• _RECORDS TO USE_

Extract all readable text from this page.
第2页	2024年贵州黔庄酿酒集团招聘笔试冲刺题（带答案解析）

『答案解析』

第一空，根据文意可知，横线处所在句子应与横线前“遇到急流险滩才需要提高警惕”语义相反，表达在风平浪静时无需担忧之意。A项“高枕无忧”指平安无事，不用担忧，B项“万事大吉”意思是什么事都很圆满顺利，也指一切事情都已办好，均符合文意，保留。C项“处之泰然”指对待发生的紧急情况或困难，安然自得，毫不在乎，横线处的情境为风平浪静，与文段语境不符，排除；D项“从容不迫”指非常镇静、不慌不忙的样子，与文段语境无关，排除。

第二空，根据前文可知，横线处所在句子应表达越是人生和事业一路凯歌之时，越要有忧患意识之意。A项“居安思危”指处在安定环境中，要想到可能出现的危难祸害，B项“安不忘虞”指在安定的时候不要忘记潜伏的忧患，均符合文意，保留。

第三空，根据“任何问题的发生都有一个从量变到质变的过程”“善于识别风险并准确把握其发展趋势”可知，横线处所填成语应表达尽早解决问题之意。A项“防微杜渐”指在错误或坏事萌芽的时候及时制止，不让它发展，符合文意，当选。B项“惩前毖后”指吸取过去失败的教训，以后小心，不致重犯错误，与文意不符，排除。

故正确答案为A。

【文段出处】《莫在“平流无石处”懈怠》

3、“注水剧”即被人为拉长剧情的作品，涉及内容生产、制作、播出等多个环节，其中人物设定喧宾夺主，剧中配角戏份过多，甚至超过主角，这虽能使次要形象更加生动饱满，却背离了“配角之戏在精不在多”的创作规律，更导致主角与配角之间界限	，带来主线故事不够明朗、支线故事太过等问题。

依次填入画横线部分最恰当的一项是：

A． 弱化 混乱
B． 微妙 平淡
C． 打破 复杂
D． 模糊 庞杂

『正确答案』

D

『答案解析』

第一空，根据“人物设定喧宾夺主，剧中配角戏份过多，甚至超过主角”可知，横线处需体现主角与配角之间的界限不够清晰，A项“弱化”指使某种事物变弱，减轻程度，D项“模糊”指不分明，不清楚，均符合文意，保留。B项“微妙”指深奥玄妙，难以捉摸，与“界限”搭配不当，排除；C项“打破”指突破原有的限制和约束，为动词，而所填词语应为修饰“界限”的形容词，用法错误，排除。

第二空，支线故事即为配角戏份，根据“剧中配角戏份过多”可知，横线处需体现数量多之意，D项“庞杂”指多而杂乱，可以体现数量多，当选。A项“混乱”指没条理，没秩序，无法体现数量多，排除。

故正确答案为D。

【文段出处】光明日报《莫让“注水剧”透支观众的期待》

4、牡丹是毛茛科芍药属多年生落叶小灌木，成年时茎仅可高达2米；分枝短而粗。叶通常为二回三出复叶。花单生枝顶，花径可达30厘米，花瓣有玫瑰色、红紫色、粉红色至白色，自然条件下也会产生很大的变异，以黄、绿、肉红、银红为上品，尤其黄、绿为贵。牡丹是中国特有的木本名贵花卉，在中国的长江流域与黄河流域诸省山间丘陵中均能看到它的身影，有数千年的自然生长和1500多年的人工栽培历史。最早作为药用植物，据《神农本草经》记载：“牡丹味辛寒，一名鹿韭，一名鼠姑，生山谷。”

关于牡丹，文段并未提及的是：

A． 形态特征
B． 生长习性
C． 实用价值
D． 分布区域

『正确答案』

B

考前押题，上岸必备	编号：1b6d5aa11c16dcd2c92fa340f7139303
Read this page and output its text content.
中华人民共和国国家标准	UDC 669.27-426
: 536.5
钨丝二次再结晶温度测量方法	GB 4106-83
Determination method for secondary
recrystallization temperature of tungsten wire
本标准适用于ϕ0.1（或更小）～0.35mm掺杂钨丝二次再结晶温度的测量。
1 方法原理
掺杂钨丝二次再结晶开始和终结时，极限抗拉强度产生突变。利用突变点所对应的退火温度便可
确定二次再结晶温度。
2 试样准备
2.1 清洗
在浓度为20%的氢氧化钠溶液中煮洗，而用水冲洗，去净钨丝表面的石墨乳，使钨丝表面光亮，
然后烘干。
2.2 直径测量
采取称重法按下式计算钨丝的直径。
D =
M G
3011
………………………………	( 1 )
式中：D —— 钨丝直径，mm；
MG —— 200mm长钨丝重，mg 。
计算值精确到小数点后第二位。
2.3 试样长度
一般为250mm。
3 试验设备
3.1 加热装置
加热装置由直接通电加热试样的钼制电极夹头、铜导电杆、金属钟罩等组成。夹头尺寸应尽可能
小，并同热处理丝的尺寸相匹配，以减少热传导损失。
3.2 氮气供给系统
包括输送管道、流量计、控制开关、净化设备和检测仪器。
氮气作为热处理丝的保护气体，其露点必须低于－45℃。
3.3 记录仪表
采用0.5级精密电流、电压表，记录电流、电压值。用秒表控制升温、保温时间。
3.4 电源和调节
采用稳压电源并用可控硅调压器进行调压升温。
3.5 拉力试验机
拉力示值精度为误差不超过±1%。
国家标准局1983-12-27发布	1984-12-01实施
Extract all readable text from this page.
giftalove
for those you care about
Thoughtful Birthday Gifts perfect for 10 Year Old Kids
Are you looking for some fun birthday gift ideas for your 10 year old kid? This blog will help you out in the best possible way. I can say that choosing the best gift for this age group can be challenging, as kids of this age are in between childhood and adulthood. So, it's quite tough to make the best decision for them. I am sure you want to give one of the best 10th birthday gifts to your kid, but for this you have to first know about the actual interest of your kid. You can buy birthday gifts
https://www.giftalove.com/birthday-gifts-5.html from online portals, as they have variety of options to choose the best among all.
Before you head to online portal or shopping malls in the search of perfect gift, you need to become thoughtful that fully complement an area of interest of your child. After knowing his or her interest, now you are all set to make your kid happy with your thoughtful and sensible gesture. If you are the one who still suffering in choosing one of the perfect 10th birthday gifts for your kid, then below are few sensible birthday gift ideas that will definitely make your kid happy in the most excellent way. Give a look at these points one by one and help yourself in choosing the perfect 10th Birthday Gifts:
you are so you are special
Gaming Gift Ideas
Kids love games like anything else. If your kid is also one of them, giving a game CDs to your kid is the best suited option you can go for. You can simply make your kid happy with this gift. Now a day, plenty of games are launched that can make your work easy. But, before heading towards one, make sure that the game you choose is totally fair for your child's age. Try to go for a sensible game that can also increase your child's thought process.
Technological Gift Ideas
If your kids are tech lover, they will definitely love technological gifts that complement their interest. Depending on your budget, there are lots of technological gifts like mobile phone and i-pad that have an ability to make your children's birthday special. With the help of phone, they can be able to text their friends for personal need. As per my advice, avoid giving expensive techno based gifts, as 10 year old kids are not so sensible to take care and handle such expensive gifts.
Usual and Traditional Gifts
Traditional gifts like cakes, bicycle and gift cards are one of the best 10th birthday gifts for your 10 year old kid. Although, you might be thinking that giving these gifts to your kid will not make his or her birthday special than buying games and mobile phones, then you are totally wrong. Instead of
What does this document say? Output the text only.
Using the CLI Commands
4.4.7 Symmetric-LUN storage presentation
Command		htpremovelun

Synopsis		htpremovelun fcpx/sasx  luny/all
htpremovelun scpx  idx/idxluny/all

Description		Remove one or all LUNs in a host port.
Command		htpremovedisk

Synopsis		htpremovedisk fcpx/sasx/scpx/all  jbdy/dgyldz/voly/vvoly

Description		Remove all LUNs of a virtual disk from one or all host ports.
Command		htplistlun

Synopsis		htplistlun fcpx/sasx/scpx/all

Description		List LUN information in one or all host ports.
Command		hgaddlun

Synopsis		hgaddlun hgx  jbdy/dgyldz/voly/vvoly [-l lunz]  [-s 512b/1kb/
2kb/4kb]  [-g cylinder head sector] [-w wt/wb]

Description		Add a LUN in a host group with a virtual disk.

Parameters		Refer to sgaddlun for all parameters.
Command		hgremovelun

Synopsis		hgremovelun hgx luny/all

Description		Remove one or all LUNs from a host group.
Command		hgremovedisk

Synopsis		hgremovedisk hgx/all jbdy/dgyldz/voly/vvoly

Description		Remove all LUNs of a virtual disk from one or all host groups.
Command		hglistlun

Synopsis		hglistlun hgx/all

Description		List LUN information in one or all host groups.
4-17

• _TASK OBJECTIVE_
Look through the entries above and list every line containing "jbdy".

• _WRITTEN RESPONSE_
Synopsis		htpremovedisk fcpx/sasx/scpx/all  jbdy/dgyldz/voly/vvoly
Synopsis		hgaddlun hgx  jbdy/dgyldz/voly/vvoly [-l lunz]  [-s 512b/1kb/
Synopsis		hgremovedisk hgx/all jbdy/dgyldz/voly/vvoly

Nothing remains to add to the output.